*Input rows*:
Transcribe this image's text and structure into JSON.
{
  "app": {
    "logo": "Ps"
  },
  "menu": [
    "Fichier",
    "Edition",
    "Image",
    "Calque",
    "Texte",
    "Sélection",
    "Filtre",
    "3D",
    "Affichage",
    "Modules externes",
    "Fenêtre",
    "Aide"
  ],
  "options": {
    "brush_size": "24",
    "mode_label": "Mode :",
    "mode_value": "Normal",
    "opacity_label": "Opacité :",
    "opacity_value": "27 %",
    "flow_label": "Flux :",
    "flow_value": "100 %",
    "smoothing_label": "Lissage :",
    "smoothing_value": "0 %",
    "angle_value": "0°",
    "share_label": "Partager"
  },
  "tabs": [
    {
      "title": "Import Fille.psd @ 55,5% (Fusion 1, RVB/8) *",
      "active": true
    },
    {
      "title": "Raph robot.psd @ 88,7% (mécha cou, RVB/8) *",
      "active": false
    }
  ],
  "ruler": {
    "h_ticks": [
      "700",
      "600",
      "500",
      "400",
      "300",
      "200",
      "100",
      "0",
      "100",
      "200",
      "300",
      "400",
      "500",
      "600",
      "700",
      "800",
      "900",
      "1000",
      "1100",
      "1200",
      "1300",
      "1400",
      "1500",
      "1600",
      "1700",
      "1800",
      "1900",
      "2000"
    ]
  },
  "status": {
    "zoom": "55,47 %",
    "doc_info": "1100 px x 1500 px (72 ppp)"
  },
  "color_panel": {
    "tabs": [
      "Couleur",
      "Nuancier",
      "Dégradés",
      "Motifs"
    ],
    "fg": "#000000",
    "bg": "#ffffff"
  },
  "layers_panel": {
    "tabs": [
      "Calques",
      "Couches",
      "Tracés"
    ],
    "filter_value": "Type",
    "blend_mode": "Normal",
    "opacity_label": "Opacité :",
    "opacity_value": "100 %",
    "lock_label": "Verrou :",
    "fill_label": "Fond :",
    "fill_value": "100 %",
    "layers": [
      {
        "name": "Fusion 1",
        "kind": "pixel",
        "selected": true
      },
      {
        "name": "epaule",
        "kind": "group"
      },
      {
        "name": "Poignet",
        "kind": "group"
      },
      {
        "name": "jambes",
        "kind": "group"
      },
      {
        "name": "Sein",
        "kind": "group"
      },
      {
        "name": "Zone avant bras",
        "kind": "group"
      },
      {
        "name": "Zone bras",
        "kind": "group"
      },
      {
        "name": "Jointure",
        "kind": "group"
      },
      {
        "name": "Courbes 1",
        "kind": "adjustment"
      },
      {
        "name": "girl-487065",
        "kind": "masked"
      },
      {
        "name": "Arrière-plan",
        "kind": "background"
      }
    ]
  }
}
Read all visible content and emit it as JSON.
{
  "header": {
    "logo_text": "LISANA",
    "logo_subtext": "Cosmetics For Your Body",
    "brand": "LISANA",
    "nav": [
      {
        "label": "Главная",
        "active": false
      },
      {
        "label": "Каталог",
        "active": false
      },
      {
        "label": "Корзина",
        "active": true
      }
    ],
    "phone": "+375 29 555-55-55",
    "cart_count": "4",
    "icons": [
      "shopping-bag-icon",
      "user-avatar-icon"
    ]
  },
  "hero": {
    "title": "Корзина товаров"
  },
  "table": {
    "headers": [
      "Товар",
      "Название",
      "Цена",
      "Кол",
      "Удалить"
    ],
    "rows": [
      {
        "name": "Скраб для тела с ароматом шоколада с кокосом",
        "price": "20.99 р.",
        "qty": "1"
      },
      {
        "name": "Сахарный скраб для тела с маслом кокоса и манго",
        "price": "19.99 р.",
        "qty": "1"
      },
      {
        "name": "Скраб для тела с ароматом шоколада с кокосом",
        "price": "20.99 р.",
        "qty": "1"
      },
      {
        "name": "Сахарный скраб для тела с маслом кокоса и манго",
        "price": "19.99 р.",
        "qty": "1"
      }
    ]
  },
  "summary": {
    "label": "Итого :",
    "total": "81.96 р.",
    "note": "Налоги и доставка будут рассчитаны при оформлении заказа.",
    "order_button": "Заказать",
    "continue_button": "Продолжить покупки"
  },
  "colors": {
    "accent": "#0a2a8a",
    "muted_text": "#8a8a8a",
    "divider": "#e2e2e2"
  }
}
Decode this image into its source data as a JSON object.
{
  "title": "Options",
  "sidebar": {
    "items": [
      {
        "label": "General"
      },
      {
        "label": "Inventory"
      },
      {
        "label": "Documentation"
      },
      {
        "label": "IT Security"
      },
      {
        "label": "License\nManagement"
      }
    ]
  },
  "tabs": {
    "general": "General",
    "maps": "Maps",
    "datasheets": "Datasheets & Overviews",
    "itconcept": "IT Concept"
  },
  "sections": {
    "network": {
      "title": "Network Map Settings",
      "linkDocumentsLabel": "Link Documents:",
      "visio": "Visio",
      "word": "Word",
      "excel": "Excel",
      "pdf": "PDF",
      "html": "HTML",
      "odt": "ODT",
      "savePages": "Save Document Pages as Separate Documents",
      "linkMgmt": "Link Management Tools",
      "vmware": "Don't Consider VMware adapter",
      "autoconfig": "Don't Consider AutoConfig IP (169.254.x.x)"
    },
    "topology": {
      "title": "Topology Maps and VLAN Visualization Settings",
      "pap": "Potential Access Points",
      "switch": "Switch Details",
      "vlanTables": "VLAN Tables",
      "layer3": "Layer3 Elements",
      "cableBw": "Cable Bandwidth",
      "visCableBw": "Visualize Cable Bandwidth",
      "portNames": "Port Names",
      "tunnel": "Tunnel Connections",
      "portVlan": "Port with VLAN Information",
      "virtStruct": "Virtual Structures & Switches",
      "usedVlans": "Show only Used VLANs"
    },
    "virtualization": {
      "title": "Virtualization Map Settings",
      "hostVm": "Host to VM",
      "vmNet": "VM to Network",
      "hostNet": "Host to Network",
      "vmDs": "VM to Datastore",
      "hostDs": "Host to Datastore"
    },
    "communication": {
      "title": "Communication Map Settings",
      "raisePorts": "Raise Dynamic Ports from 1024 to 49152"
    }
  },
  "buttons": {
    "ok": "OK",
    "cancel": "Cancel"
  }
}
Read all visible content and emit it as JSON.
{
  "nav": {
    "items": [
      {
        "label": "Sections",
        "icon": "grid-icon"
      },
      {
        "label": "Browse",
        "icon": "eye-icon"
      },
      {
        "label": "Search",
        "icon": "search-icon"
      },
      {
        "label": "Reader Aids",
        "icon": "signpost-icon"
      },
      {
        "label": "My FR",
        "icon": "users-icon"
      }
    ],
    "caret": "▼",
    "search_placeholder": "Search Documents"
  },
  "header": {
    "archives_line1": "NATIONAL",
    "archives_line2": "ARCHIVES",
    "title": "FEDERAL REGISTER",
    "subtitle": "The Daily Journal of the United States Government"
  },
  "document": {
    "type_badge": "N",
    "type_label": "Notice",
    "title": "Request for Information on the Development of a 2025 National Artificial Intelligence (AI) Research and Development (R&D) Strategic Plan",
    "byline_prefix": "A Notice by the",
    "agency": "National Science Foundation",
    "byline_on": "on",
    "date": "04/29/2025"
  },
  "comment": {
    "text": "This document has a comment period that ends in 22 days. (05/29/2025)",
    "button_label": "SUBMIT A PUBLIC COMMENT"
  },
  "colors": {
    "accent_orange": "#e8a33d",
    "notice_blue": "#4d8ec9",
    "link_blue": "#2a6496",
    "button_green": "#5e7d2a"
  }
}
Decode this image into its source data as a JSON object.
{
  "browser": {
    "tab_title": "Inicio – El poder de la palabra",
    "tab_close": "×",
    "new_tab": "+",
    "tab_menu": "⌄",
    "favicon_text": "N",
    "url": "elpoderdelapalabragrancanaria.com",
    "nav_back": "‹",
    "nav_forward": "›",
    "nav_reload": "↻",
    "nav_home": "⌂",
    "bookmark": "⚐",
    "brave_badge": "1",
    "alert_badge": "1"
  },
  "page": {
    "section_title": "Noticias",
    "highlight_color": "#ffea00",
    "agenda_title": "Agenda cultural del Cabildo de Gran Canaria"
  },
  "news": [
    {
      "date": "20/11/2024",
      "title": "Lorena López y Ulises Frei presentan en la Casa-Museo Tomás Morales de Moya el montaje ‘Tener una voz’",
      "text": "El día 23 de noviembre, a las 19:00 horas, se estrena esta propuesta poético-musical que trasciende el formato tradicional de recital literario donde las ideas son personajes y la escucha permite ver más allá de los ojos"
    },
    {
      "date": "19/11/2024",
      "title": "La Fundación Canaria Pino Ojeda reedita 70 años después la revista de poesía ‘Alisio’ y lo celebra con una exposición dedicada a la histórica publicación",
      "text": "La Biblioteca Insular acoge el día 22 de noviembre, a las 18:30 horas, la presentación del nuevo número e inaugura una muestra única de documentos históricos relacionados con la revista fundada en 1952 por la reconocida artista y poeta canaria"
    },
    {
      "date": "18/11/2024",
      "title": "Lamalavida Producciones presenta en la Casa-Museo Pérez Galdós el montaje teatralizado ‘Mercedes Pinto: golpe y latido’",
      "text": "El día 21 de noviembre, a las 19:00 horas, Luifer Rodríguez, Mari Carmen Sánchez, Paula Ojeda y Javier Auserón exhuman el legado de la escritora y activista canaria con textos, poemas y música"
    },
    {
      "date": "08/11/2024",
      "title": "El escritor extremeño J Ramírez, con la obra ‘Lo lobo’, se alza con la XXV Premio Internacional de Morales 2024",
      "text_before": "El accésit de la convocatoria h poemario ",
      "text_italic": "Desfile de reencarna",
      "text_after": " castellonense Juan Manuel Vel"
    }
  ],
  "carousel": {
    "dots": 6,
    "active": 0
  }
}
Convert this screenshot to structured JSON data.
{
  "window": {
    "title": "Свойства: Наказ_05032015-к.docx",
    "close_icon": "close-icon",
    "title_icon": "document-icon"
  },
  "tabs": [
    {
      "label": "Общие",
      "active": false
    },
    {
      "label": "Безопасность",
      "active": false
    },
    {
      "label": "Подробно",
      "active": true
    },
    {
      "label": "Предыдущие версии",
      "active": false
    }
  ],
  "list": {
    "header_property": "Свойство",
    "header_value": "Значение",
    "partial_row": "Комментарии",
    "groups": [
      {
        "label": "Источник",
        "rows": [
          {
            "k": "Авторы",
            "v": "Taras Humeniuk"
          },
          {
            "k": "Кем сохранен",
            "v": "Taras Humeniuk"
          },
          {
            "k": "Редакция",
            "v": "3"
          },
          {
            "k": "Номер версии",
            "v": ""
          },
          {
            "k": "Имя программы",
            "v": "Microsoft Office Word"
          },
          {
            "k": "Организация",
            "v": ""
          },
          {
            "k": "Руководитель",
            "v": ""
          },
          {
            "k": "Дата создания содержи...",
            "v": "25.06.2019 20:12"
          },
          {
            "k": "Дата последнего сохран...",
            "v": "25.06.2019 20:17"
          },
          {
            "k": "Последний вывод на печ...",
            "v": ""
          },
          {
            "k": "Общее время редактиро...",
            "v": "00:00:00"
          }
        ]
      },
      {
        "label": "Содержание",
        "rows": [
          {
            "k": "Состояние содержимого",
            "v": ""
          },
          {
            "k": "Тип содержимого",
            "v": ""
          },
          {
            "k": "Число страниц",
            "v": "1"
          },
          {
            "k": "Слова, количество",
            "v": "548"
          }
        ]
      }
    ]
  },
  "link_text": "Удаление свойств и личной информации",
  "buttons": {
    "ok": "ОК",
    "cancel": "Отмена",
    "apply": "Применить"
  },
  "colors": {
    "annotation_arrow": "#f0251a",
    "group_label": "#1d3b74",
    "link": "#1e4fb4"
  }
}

*What this task involves*: Using the listing above, list every line in which the string "Cable" occurs.

*Result*:
      "cableBw": "Cable Bandwidth",
      "visCableBw": "Visualize Cable Bandwidth",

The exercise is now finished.